▶ **Challenge**: Below is a set of records. Repeat all of them exactly.

▶ **Entries**:
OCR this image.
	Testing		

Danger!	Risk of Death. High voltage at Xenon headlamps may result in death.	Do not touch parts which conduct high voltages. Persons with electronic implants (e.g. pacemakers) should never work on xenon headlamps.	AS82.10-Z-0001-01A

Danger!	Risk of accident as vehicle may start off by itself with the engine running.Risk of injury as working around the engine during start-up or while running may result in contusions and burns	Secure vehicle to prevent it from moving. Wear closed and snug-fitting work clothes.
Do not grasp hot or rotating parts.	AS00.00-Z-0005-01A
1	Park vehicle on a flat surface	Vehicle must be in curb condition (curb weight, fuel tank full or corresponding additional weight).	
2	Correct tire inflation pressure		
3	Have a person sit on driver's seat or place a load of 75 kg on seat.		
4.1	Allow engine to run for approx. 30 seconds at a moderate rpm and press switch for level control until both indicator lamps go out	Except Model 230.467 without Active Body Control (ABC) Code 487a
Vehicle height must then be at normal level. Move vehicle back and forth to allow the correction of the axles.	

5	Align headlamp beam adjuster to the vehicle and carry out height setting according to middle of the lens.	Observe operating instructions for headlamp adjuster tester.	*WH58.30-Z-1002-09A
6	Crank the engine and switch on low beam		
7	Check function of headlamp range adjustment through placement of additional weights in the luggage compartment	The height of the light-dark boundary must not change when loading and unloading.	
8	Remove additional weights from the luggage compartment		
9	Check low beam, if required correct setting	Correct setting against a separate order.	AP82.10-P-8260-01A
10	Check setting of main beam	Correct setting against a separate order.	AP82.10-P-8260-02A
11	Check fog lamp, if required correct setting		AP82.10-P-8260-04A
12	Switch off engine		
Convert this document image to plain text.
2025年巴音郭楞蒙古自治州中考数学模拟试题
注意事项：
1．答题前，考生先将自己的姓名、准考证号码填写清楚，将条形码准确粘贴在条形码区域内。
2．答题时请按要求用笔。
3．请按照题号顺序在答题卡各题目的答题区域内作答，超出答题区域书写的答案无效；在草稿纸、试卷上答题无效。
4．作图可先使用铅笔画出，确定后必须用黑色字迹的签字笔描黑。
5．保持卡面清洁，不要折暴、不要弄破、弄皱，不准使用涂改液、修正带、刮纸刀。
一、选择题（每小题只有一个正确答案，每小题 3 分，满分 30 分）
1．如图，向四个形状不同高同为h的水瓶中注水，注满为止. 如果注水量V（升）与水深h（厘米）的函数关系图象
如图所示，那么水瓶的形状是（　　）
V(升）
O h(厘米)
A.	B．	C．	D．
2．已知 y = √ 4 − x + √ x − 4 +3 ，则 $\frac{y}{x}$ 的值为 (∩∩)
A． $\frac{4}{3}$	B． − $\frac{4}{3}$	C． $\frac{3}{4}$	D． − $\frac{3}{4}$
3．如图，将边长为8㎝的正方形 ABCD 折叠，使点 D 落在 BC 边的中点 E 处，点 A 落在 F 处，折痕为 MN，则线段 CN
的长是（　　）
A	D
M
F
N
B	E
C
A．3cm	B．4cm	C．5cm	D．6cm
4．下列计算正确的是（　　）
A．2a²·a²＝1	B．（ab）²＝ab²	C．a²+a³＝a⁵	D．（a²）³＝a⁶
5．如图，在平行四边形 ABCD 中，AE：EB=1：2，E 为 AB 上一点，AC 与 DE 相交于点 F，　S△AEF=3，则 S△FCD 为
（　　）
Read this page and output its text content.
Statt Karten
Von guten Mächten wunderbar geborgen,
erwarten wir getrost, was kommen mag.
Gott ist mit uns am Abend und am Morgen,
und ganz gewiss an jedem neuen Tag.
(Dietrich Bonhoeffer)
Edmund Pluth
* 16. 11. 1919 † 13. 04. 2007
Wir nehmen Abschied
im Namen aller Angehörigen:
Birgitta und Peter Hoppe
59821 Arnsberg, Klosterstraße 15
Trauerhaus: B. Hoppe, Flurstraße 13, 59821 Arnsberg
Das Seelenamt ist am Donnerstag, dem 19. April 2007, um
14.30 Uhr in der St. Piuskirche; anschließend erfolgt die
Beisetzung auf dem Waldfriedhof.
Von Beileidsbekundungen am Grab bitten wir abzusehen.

▶ **Solution to this task**:
OCR this image.
	Testing		

Danger!	Risk of Death. High voltage at Xenon headlamps may result in death.	Do not touch parts which conduct high voltages. Persons with electronic implants (e.g. pacemakers) should never work on xenon headlamps.	AS82.10-Z-0001-01A

Danger!	Risk of accident as vehicle may start off by itself with the engine running.Risk of injury as working around the engine during start-up or while running may result in contusions and burns	Secure vehicle to prevent it from moving. Wear closed and snug-fitting work clothes.
Do not grasp hot or rotating parts.	AS00.00-Z-0005-01A
1	Park vehicle on a flat surface	Vehicle must be in curb condition (curb weight, fuel tank full or corresponding additional weight).	
2	Correct tire inflation pressure		
3	Have a person sit on driver's seat or place a load of 75 kg on seat.		
4.1	Allow engine to run for approx. 30 seconds at a moderate rpm and press switch for level control until both indicator lamps go out	Except Model 230.467 without Active Body Control (ABC) Code 487a
Vehicle height must then be at normal level. Move vehicle back and forth to allow the correction of the axles.	

5	Align headlamp beam adjuster to the vehicle and carry out height setting according to middle of the lens.	Observe operating instructions for headlamp adjuster tester.	*WH58.30-Z-1002-09A
6	Crank the engine and switch on low beam		
7	Check function of headlamp range adjustment through placement of additional weights in the luggage compartment	The height of the light-dark boundary must not change when loading and unloading.	
8	Remove additional weights from the luggage compartment		
9	Check low beam, if required correct setting	Correct setting against a separate order.	AP82.10-P-8260-01A
10	Check setting of main beam	Correct setting against a separate order.	AP82.10-P-8260-02A
11	Check fog lamp, if required correct setting		AP82.10-P-8260-04A
12	Switch off engine		
Convert this document image to plain text.
2025年巴音郭楞蒙古自治州中考数学模拟试题
注意事项：
1．答题前，考生先将自己的姓名、准考证号码填写清楚，将条形码准确粘贴在条形码区域内。
2．答题时请按要求用笔。
3．请按照题号顺序在答题卡各题目的答题区域内作答，超出答题区域书写的答案无效；在草稿纸、试卷上答题无效。
4．作图可先使用铅笔画出，确定后必须用黑色字迹的签字笔描黑。
5．保持卡面清洁，不要折暴、不要弄破、弄皱，不准使用涂改液、修正带、刮纸刀。
一、选择题（每小题只有一个正确答案，每小题 3 分，满分 30 分）
1．如图，向四个形状不同高同为h的水瓶中注水，注满为止. 如果注水量V（升）与水深h（厘米）的函数关系图象
如图所示，那么水瓶的形状是（　　）
V(升）
O h(厘米)
A.	B．	C．	D．
2．已知 y = √ 4 − x + √ x − 4 +3 ，则 $\frac{y}{x}$ 的值为 (∩∩)
A． $\frac{4}{3}$	B． − $\frac{4}{3}$	C． $\frac{3}{4}$	D． − $\frac{3}{4}$
3．如图，将边长为8㎝的正方形 ABCD 折叠，使点 D 落在 BC 边的中点 E 处，点 A 落在 F 处，折痕为 MN，则线段 CN
的长是（　　）
A	D
M
F
N
B	E
C
A．3cm	B．4cm	C．5cm	D．6cm
4．下列计算正确的是（　　）
A．2a²·a²＝1	B．（ab）²＝ab²	C．a²+a³＝a⁵	D．（a²）³＝a⁶
5．如图，在平行四边形 ABCD 中，AE：EB=1：2，E 为 AB 上一点，AC 与 DE 相交于点 F，　S△AEF=3，则 S△FCD 为
（　　）
Read this page and output its text content.
Statt Karten
Von guten Mächten wunderbar geborgen,
erwarten wir getrost, was kommen mag.
Gott ist mit uns am Abend und am Morgen,
und ganz gewiss an jedem neuen Tag.
(Dietrich Bonhoeffer)
Edmund Pluth
* 16. 11. 1919 † 13. 04. 2007
Wir nehmen Abschied
im Namen aller Angehörigen:
Birgitta und Peter Hoppe
59821 Arnsberg, Klosterstraße 15
Trauerhaus: B. Hoppe, Flurstraße 13, 59821 Arnsberg
Das Seelenamt ist am Donnerstag, dem 19. April 2007, um
14.30 Uhr in der St. Piuskirche; anschließend erfolgt die
Beisetzung auf dem Waldfriedhof.
Von Beileidsbekundungen am Grab bitten wir abzusehen.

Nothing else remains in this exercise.